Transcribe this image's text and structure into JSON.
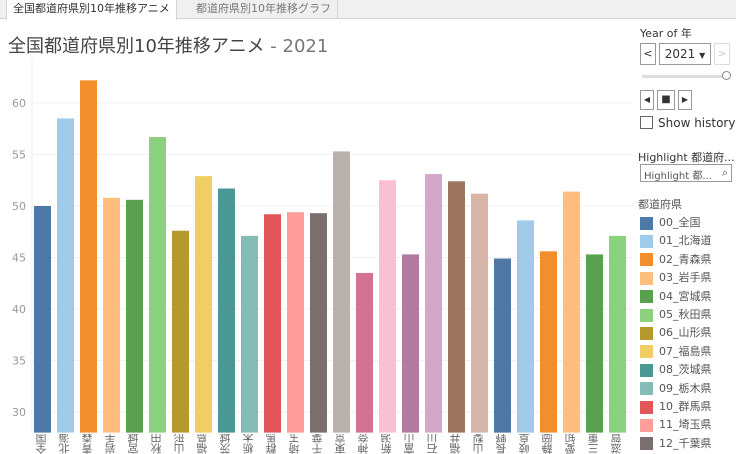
{
  "tabs": [
    {
      "label": "全国都道府県別10年推移アニメ",
      "active": true
    },
    {
      "label": "都道府県別10年推移グラフ",
      "active": false
    }
  ],
  "title": {
    "main": "全国都道府県別10年推移アニメ",
    "year": " - 2021"
  },
  "controls": {
    "year_label": "Year of 年",
    "year_value": "2021",
    "prev": "<",
    "next": ">",
    "show_history": "Show history",
    "show_history_checked": false,
    "highlight_label": "Highlight 都道府...",
    "highlight_placeholder": "Highlight 都...",
    "legend_title": "都道府県",
    "slider_position": 1.0
  },
  "legend": [
    {
      "label": "00_全国",
      "color": "#4e79a7"
    },
    {
      "label": "01_北海道",
      "color": "#a0cbe8"
    },
    {
      "label": "02_青森県",
      "color": "#f28e2b"
    },
    {
      "label": "03_岩手県",
      "color": "#ffbe7d"
    },
    {
      "label": "04_宮城県",
      "color": "#59a14f"
    },
    {
      "label": "05_秋田県",
      "color": "#8cd17d"
    },
    {
      "label": "06_山形県",
      "color": "#b6992d"
    },
    {
      "label": "07_福島県",
      "color": "#f1ce63"
    },
    {
      "label": "08_茨城県",
      "color": "#499894"
    },
    {
      "label": "09_栃木県",
      "color": "#86bcb6"
    },
    {
      "label": "10_群馬県",
      "color": "#e15759"
    },
    {
      "label": "11_埼玉県",
      "color": "#ff9d9a"
    },
    {
      "label": "12_千葉県",
      "color": "#79706e"
    }
  ],
  "chart_data": {
    "type": "bar",
    "title": "全国都道府県別10年推移アニメ - 2021",
    "xlabel": "",
    "ylabel": "",
    "ylim": [
      28,
      64
    ],
    "yticks": [
      30,
      35,
      40,
      45,
      50,
      55,
      60
    ],
    "grid": true,
    "legend": "right",
    "categories": [
      "全国",
      "北海道",
      "青森県",
      "岩手県",
      "宮城県",
      "秋田県",
      "山形県",
      "福島県",
      "茨城県",
      "栃木県",
      "群馬県",
      "埼玉県",
      "千葉県",
      "東京都",
      "神奈川県",
      "新潟県",
      "富山県",
      "石川県",
      "福井県",
      "山梨県",
      "長野県",
      "岐阜県",
      "静岡県",
      "愛知県",
      "三重県",
      "滋賀県"
    ],
    "values": [
      50.0,
      58.5,
      62.2,
      50.8,
      50.6,
      56.7,
      47.6,
      52.9,
      51.7,
      47.1,
      49.2,
      49.4,
      49.3,
      55.3,
      43.5,
      52.5,
      45.3,
      53.1,
      52.4,
      51.2,
      44.9,
      48.6,
      45.6,
      51.4,
      45.3,
      47.1
    ],
    "colors": [
      "#4e79a7",
      "#a0cbe8",
      "#f28e2b",
      "#ffbe7d",
      "#59a14f",
      "#8cd17d",
      "#b6992d",
      "#f1ce63",
      "#499894",
      "#86bcb6",
      "#e15759",
      "#ff9d9a",
      "#79706e",
      "#bab0ac",
      "#d37295",
      "#fabfd2",
      "#b07aa1",
      "#d4a6c8",
      "#9d7660",
      "#d7b5a6",
      "#4e79a7",
      "#a0cbe8",
      "#f28e2b",
      "#ffbe7d",
      "#59a14f",
      "#8cd17d"
    ]
  }
}
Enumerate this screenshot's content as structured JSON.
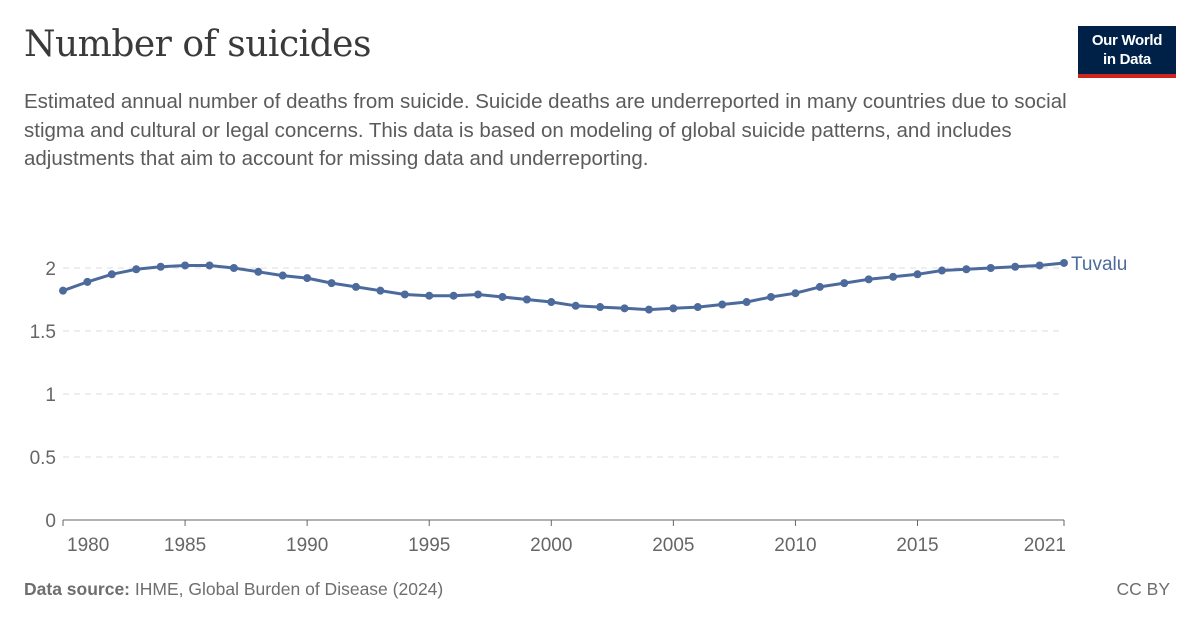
{
  "header": {
    "title": "Number of suicides",
    "subtitle_lines": [
      "Estimated annual number of deaths from suicide. Suicide deaths are underreported in many countries due to social",
      "stigma and cultural or legal concerns. This data is based on modeling of global suicide patterns, and includes",
      "adjustments that aim to account for missing data and underreporting."
    ],
    "logo_lines": [
      "Our World",
      "in Data"
    ]
  },
  "footer": {
    "source_label": "Data source:",
    "source_text": "IHME, Global Burden of Disease (2024)",
    "license": "CC BY"
  },
  "colors": {
    "series": "#4c6a9c",
    "grid": "#dddddd",
    "axis": "#666666",
    "logo_bg": "#002147",
    "logo_accent": "#ce261e"
  },
  "chart_data": {
    "type": "line",
    "xlim": [
      1980,
      2021
    ],
    "ylim": [
      0,
      2
    ],
    "yticks": [
      0,
      0.5,
      1,
      1.5,
      2
    ],
    "ytick_labels": [
      "0",
      "0.5",
      "1",
      "1.5",
      "2"
    ],
    "xticks": [
      1980,
      1985,
      1990,
      1995,
      2000,
      2005,
      2010,
      2015,
      2021
    ],
    "xtick_labels": [
      "1980",
      "1985",
      "1990",
      "1995",
      "2000",
      "2005",
      "2010",
      "2015",
      "2021"
    ],
    "grid": true,
    "x": [
      1980,
      1981,
      1982,
      1983,
      1984,
      1985,
      1986,
      1987,
      1988,
      1989,
      1990,
      1991,
      1992,
      1993,
      1994,
      1995,
      1996,
      1997,
      1998,
      1999,
      2000,
      2001,
      2002,
      2003,
      2004,
      2005,
      2006,
      2007,
      2008,
      2009,
      2010,
      2011,
      2012,
      2013,
      2014,
      2015,
      2016,
      2017,
      2018,
      2019,
      2020,
      2021
    ],
    "series": [
      {
        "name": "Tuvalu",
        "values": [
          1.82,
          1.89,
          1.95,
          1.99,
          2.01,
          2.02,
          2.02,
          2.0,
          1.97,
          1.94,
          1.92,
          1.88,
          1.85,
          1.82,
          1.79,
          1.78,
          1.78,
          1.79,
          1.77,
          1.75,
          1.73,
          1.7,
          1.69,
          1.68,
          1.67,
          1.68,
          1.69,
          1.71,
          1.73,
          1.77,
          1.8,
          1.85,
          1.88,
          1.91,
          1.93,
          1.95,
          1.98,
          1.99,
          2.0,
          2.01,
          2.02,
          2.04
        ]
      }
    ]
  }
}
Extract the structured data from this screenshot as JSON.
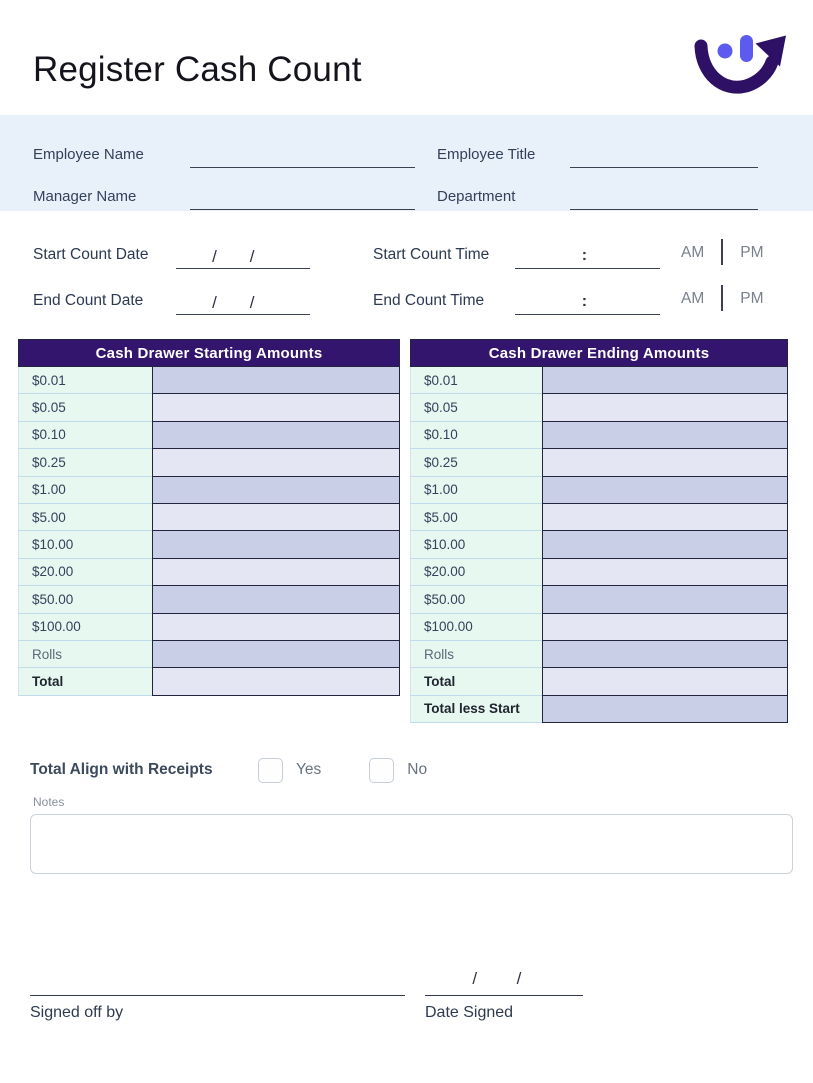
{
  "page": {
    "title": "Register Cash Count"
  },
  "logo": {
    "description": "smiling arc with arrow and two dots"
  },
  "colors": {
    "brand_purple": "#2e1065",
    "brand_blue": "#5b5bef",
    "table_header_bg": "#33156e",
    "band_bg": "#e8f0fa",
    "mint_cell": "#e6f8f0",
    "stripe_dark": "#c9cfe6",
    "stripe_light": "#e4e7f3"
  },
  "employee_section": {
    "fields": [
      {
        "label": "Employee Name",
        "value": ""
      },
      {
        "label": "Employee Title",
        "value": ""
      },
      {
        "label": "Manager Name",
        "value": ""
      },
      {
        "label": "Department",
        "value": ""
      }
    ]
  },
  "datetime_section": {
    "date_separator": "/",
    "time_separator": ":",
    "rows": [
      {
        "date_label": "Start Count Date",
        "date_value": "",
        "time_label": "Start Count Time",
        "time_value": "",
        "am": "AM",
        "pm": "PM"
      },
      {
        "date_label": "End Count Date",
        "date_value": "",
        "time_label": "End Count Time",
        "time_value": "",
        "am": "AM",
        "pm": "PM"
      }
    ]
  },
  "tables": [
    {
      "title": "Cash Drawer Starting Amounts",
      "rows": [
        {
          "label": "$0.01",
          "value": ""
        },
        {
          "label": "$0.05",
          "value": ""
        },
        {
          "label": "$0.10",
          "value": ""
        },
        {
          "label": "$0.25",
          "value": ""
        },
        {
          "label": "$1.00",
          "value": ""
        },
        {
          "label": "$5.00",
          "value": ""
        },
        {
          "label": "$10.00",
          "value": ""
        },
        {
          "label": "$20.00",
          "value": ""
        },
        {
          "label": "$50.00",
          "value": ""
        },
        {
          "label": "$100.00",
          "value": ""
        },
        {
          "label": "Rolls",
          "value": "",
          "muted": true
        },
        {
          "label": "Total",
          "value": "",
          "emphasis": true
        }
      ]
    },
    {
      "title": "Cash Drawer Ending Amounts",
      "rows": [
        {
          "label": "$0.01",
          "value": ""
        },
        {
          "label": "$0.05",
          "value": ""
        },
        {
          "label": "$0.10",
          "value": ""
        },
        {
          "label": "$0.25",
          "value": ""
        },
        {
          "label": "$1.00",
          "value": ""
        },
        {
          "label": "$5.00",
          "value": ""
        },
        {
          "label": "$10.00",
          "value": ""
        },
        {
          "label": "$20.00",
          "value": ""
        },
        {
          "label": "$50.00",
          "value": ""
        },
        {
          "label": "$100.00",
          "value": ""
        },
        {
          "label": "Rolls",
          "value": "",
          "muted": true
        },
        {
          "label": "Total",
          "value": "",
          "emphasis": true
        },
        {
          "label": "Total less Start",
          "value": "",
          "emphasis": true
        }
      ]
    }
  ],
  "receipts": {
    "label": "Total Align with Receipts",
    "options": [
      "Yes",
      "No"
    ],
    "checked": ""
  },
  "notes": {
    "label": "Notes",
    "value": ""
  },
  "signature": {
    "signed_label": "Signed off by",
    "signed_value": "",
    "date_label": "Date Signed",
    "date_value": "",
    "separator": "/"
  }
}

○ ○ ○

Copy every line in the records above that contains the word "Cash".

    "title": "Register Cash Count"
      "title": "Cash Drawer Starting Amounts",
      "title": "Cash Drawer Ending Amounts",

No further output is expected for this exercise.